Records contained in a dataset:
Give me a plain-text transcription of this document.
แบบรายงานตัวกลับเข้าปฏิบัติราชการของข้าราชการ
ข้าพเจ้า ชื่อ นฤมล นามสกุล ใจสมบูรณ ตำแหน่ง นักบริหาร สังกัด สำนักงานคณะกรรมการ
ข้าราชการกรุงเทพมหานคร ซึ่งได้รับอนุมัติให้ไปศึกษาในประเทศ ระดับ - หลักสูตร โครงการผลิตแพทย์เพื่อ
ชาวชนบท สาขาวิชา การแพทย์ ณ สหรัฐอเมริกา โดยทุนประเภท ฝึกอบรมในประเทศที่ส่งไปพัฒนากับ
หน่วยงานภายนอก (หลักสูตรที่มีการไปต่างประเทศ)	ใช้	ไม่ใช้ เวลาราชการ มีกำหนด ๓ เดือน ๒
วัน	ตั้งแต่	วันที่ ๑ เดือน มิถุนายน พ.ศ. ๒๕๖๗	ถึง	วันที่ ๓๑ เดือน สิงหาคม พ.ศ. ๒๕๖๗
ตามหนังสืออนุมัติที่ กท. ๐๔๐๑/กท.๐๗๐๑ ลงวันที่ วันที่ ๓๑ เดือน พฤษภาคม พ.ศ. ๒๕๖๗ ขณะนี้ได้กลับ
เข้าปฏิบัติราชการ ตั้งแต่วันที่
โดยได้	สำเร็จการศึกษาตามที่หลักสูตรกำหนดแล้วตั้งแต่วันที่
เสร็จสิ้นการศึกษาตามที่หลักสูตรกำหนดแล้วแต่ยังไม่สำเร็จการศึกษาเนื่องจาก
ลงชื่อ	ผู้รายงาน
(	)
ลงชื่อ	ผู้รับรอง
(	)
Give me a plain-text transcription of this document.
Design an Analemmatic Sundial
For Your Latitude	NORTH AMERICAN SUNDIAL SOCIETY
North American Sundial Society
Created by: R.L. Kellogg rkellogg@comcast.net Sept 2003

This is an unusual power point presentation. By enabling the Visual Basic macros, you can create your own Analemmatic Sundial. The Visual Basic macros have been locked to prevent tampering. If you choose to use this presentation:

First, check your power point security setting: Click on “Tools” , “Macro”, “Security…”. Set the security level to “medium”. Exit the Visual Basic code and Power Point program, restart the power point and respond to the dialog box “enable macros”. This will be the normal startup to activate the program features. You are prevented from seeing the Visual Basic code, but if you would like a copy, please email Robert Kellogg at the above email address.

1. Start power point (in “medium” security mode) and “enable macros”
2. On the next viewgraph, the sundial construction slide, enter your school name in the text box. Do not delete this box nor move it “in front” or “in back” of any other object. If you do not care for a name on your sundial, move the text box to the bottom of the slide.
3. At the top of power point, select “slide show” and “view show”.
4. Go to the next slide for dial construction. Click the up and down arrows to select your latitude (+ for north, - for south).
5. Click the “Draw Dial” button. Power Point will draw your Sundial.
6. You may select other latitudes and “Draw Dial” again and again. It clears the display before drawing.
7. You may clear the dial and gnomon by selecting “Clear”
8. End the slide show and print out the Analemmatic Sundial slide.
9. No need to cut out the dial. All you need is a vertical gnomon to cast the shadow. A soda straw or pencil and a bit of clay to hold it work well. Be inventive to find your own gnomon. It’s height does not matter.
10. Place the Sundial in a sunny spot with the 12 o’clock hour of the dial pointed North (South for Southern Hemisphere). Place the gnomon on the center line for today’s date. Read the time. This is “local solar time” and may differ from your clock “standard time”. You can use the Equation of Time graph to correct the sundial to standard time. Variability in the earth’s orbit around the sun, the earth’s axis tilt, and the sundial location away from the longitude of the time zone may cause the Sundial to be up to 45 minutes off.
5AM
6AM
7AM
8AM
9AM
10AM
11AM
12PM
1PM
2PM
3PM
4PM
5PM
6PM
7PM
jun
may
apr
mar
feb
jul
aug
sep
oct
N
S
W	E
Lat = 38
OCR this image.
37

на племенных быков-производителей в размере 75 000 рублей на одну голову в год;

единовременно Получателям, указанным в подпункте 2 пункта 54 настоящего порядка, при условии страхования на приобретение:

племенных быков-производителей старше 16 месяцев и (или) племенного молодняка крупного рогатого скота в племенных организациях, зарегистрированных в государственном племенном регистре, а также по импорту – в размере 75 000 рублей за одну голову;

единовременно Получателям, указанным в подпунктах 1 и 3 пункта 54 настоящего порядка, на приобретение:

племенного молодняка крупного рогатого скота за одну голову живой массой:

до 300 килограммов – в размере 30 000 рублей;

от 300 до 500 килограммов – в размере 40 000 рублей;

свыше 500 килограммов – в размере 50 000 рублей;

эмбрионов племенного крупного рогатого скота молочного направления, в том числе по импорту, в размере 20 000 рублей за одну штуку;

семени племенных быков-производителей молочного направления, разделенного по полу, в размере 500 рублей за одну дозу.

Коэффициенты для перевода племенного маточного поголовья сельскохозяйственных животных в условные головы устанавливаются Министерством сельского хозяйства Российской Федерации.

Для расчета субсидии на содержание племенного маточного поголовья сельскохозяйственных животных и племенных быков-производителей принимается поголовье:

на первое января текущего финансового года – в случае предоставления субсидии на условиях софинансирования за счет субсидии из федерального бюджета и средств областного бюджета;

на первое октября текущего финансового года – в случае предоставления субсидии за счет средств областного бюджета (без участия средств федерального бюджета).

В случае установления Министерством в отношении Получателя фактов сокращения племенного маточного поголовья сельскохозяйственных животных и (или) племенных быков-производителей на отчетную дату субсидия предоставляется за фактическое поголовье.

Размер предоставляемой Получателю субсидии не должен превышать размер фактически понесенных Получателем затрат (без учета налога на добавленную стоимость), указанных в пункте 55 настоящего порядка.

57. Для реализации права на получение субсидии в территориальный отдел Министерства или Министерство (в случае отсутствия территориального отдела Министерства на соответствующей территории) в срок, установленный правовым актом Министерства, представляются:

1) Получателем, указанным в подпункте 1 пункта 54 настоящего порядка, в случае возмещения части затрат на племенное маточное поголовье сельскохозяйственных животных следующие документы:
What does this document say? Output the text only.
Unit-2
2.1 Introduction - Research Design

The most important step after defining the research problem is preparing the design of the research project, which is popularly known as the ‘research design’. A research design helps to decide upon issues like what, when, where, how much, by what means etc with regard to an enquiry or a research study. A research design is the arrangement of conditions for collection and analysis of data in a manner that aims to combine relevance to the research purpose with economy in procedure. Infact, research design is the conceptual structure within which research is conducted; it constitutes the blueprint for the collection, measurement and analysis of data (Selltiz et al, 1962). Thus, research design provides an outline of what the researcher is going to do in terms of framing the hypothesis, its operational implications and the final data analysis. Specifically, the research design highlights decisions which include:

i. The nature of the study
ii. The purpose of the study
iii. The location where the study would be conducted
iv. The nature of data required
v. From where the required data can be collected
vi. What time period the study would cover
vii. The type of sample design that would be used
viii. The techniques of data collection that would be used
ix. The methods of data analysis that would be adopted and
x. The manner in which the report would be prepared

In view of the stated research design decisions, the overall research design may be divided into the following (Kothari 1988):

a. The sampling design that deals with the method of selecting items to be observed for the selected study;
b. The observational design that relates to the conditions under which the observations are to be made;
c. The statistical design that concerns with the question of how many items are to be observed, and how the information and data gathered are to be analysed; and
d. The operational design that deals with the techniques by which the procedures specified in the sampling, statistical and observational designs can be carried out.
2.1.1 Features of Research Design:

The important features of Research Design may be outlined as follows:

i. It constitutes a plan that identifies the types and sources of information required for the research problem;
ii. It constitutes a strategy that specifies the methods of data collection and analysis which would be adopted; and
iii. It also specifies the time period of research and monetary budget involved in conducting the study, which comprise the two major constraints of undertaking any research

WHAT TO DO:
Locate the word "location" in the records above, and return each line that has it.

FULL ANSWER:
10. Place the Sundial in a sunny spot with the 12 o’clock hour of the dial pointed North (South for Southern Hemisphere). Place the gnomon on the center line for today’s date. Read the time. This is “local solar time” and may differ from your clock “standard time”. You can use the Equation of Time graph to correct the sundial to standard time. Variability in the earth’s orbit around the sun, the earth’s axis tilt, and the sundial location away from the longitude of the time zone may cause the Sundial to be up to 45 minutes off.
iii. The location where the study would be conducted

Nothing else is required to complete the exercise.